(Data excerpts)
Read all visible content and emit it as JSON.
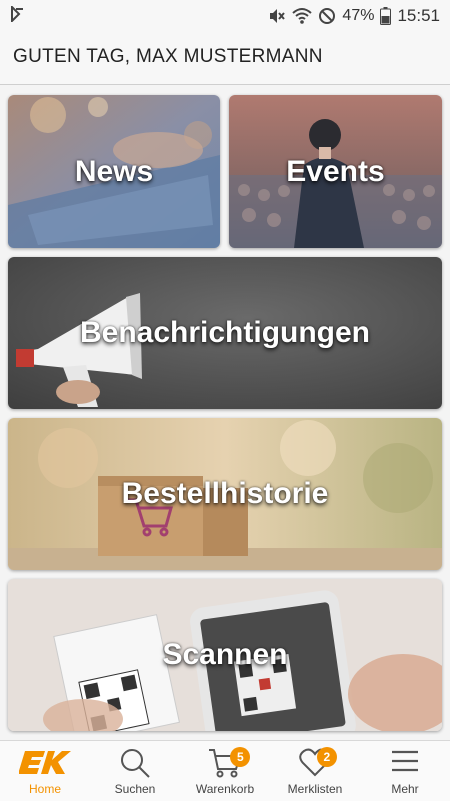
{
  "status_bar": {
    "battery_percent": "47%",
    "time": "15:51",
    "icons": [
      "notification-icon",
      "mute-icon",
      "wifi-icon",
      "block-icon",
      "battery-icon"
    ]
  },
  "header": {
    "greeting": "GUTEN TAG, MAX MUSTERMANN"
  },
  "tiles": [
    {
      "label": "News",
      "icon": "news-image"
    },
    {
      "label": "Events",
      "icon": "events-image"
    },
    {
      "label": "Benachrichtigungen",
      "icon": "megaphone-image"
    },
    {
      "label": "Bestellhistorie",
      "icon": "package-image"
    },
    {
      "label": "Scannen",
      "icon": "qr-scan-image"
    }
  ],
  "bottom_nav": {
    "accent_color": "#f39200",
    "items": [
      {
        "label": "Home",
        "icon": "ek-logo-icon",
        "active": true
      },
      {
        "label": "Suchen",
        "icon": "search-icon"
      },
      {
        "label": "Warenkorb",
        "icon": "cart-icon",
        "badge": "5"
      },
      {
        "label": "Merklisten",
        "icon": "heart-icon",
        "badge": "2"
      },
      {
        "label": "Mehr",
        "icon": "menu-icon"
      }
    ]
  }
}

**Work instructions:** Where a line above contains the string "label", copy that line.

**Result below:**
      "label": "News",
      "label": "Events",
      "label": "Benachrichtigungen",
      "label": "Bestellhistorie",
      "label": "Scannen",
        "label": "Home",
        "label": "Suchen",
        "label": "Warenkorb",
        "label": "Merklisten",
        "label": "Mehr",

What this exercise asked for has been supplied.